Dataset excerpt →
==========

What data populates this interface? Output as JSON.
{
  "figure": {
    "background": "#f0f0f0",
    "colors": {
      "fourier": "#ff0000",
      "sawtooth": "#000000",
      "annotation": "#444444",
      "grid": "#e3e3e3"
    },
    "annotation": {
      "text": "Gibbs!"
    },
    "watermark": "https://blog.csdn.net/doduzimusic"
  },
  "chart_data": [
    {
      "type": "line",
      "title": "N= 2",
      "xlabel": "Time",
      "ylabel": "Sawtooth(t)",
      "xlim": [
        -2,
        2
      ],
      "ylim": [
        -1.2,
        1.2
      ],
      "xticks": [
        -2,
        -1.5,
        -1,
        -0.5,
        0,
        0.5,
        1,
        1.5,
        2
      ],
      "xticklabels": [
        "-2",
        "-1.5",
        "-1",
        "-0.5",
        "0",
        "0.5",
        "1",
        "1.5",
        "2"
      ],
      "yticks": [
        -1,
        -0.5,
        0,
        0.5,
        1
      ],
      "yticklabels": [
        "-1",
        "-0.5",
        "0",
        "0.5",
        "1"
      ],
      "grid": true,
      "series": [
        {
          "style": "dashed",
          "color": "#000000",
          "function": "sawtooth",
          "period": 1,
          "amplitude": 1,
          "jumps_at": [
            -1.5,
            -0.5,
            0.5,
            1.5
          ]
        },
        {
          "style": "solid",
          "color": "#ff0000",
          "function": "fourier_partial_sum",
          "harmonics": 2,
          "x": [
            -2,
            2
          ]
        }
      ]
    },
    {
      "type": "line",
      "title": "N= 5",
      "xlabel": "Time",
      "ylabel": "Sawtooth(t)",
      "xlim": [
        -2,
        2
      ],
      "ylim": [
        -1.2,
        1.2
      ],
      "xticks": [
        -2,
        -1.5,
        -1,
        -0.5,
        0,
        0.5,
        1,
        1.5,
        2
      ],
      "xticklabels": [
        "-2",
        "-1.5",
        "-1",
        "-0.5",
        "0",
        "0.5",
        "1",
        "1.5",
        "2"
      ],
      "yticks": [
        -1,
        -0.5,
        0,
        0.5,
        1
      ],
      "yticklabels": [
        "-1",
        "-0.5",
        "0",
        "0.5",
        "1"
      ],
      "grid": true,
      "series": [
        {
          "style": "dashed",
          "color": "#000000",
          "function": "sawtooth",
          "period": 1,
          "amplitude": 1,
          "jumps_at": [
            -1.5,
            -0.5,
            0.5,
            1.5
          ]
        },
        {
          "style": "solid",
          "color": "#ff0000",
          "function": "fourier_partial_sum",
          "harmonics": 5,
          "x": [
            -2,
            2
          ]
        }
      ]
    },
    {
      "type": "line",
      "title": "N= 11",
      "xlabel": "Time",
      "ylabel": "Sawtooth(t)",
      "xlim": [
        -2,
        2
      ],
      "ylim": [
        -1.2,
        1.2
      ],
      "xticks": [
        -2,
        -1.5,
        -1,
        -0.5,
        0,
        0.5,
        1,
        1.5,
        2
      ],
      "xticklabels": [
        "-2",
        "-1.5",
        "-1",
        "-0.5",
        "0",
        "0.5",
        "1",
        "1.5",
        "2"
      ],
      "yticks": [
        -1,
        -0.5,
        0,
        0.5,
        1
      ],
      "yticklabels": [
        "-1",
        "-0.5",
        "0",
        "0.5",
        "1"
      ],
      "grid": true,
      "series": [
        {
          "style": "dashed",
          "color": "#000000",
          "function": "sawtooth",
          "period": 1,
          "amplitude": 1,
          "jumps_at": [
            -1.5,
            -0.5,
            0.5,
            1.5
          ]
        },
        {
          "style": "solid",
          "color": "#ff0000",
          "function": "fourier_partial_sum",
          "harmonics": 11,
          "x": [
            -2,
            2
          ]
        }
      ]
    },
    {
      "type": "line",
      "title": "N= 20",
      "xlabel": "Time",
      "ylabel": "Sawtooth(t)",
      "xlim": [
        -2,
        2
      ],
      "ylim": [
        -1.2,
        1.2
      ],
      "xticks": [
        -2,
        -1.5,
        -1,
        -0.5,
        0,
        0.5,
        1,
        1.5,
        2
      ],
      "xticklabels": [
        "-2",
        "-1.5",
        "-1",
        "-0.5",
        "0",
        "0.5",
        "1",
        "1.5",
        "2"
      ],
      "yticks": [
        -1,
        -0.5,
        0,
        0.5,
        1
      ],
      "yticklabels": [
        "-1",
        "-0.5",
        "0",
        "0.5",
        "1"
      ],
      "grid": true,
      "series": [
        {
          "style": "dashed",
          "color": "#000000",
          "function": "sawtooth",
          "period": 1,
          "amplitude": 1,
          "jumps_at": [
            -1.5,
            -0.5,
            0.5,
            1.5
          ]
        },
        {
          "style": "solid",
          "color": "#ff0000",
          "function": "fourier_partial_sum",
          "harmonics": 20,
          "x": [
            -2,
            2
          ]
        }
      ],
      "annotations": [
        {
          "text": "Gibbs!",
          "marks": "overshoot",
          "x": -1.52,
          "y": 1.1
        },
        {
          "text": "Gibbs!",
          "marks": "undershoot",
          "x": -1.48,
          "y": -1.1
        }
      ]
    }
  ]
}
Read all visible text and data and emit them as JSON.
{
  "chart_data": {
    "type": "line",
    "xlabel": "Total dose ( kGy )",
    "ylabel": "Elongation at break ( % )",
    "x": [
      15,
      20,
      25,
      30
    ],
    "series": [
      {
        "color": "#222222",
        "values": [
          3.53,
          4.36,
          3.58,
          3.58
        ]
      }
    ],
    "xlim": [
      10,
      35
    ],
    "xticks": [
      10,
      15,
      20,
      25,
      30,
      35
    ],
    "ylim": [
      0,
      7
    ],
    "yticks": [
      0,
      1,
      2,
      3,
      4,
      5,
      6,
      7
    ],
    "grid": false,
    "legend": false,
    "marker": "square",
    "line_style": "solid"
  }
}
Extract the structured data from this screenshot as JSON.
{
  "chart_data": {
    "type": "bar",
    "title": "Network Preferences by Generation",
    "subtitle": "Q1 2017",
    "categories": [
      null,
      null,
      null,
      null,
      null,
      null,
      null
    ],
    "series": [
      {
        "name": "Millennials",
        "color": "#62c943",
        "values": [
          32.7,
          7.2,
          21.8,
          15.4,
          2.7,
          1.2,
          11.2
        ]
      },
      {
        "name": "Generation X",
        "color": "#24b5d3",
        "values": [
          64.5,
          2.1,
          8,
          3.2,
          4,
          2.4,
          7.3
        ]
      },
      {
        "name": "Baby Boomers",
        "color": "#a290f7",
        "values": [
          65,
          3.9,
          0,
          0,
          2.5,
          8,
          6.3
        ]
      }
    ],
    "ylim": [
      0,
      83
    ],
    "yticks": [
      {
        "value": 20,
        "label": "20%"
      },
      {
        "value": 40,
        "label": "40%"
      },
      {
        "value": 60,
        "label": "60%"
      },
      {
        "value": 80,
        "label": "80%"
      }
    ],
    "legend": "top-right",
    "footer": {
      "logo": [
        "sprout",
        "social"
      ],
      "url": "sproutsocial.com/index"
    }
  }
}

==========

To be done →
Copy, from the material above, each line in which the string "Generation" occurs.

Solved exercise →
    "title": "Network Preferences by Generation",
        "name": "Generation X",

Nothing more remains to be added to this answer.